# Stated exercise
Print every entry word for word, but omit the pictures.

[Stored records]
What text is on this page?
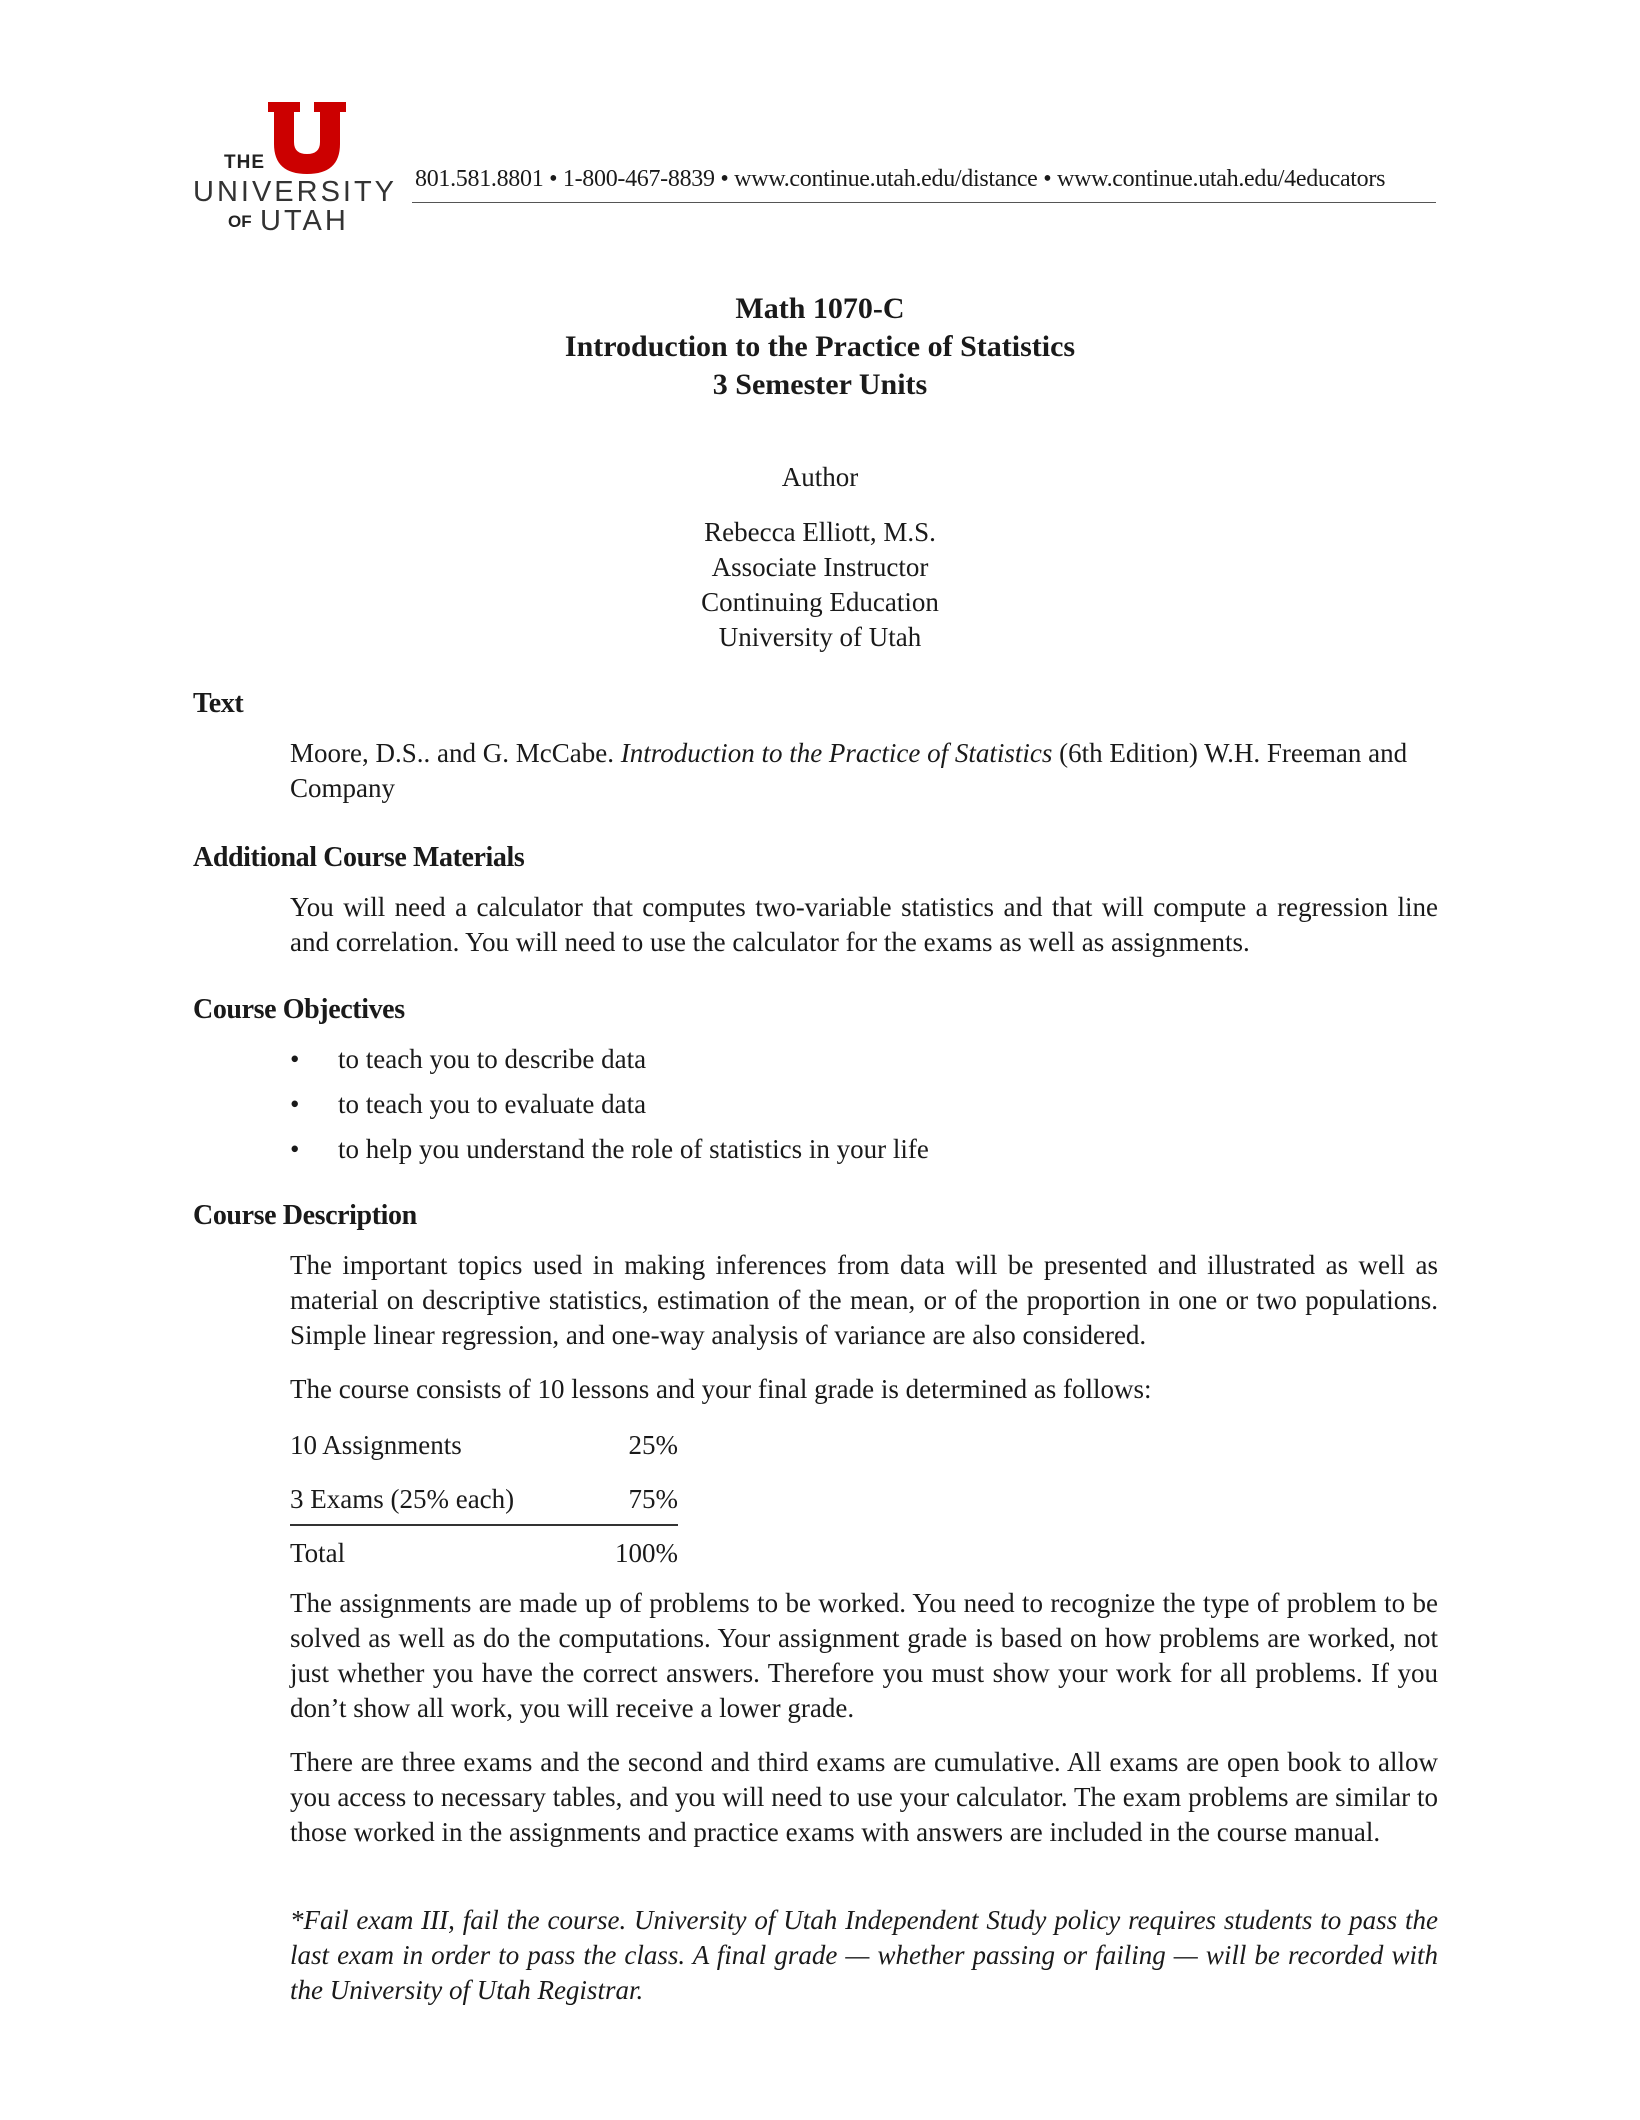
THE
UNIVERSITY
OF UTAH
801.581.8801 • 1-800-467-8839 • www.continue.utah.edu/distance • www.continue.utah.edu/4educators
Math 1070-C
Introduction to the Practice of Statistics
3 Semester Units
Author
Rebecca Elliott, M.S.
Associate Instructor
Continuing Education
University of Utah
Text
Moore, D.S.. and G. McCabe. Introduction to the Practice of Statistics (6th Edition) W.H. Freeman and Company
Additional Course Materials
You will need a calculator that computes two-variable statistics and that will compute a regression line and correlation. You will need to use the calculator for the exams as well as assignments.
Course Objectives
• to teach you to describe data
• to teach you to evaluate data
• to help you understand the role of statistics in your life
Course Description
The important topics used in making inferences from data will be presented and illustrated as well as material on descriptive statistics, estimation of the mean, or of the proportion in one or two populations. Simple linear regression, and one-way analysis of variance are also considered.
The course consists of 10 lessons and your final grade is determined as follows:
10 Assignments	25%
3 Exams (25% each)	75%
Total	100%
The assignments are made up of problems to be worked. You need to recognize the type of problem to be solved as well as do the computations. Your assignment grade is based on how problems are worked, not just whether you have the correct answers. Therefore you must show your work for all problems. If you don’t show all work, you will receive a lower grade.
There are three exams and the second and third exams are cumulative. All exams are open book to allow you access to necessary tables, and you will need to use your calculator. The exam problems are similar to those worked in the assignments and practice exams with answers are included in the course manual.
*Fail exam III, fail the course. University of Utah Independent Study policy requires students to pass the last exam in order to pass the class. A final grade — whether passing or failing — will be recorded with the University of Utah Registrar.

# The output
What text is on this page?
THE
UNIVERSITY
OF UTAH
801.581.8801 • 1-800-467-8839 • www.continue.utah.edu/distance • www.continue.utah.edu/4educators
Math 1070-C
Introduction to the Practice of Statistics
3 Semester Units
Author
Rebecca Elliott, M.S.
Associate Instructor
Continuing Education
University of Utah
Text
Moore, D.S.. and G. McCabe. Introduction to the Practice of Statistics (6th Edition) W.H. Freeman and Company
Additional Course Materials
You will need a calculator that computes two-variable statistics and that will compute a regression line and correlation. You will need to use the calculator for the exams as well as assignments.
Course Objectives
• to teach you to describe data
• to teach you to evaluate data
• to help you understand the role of statistics in your life
Course Description
The important topics used in making inferences from data will be presented and illustrated as well as material on descriptive statistics, estimation of the mean, or of the proportion in one or two populations. Simple linear regression, and one-way analysis of variance are also considered.
The course consists of 10 lessons and your final grade is determined as follows:
10 Assignments	25%
3 Exams (25% each)	75%
Total	100%
The assignments are made up of problems to be worked. You need to recognize the type of problem to be solved as well as do the computations. Your assignment grade is based on how problems are worked, not just whether you have the correct answers. Therefore you must show your work for all problems. If you don’t show all work, you will receive a lower grade.
There are three exams and the second and third exams are cumulative. All exams are open book to allow you access to necessary tables, and you will need to use your calculator. The exam problems are similar to those worked in the assignments and practice exams with answers are included in the course manual.
*Fail exam III, fail the course. University of Utah Independent Study policy requires students to pass the last exam in order to pass the class. A final grade — whether passing or failing — will be recorded with the University of Utah Registrar.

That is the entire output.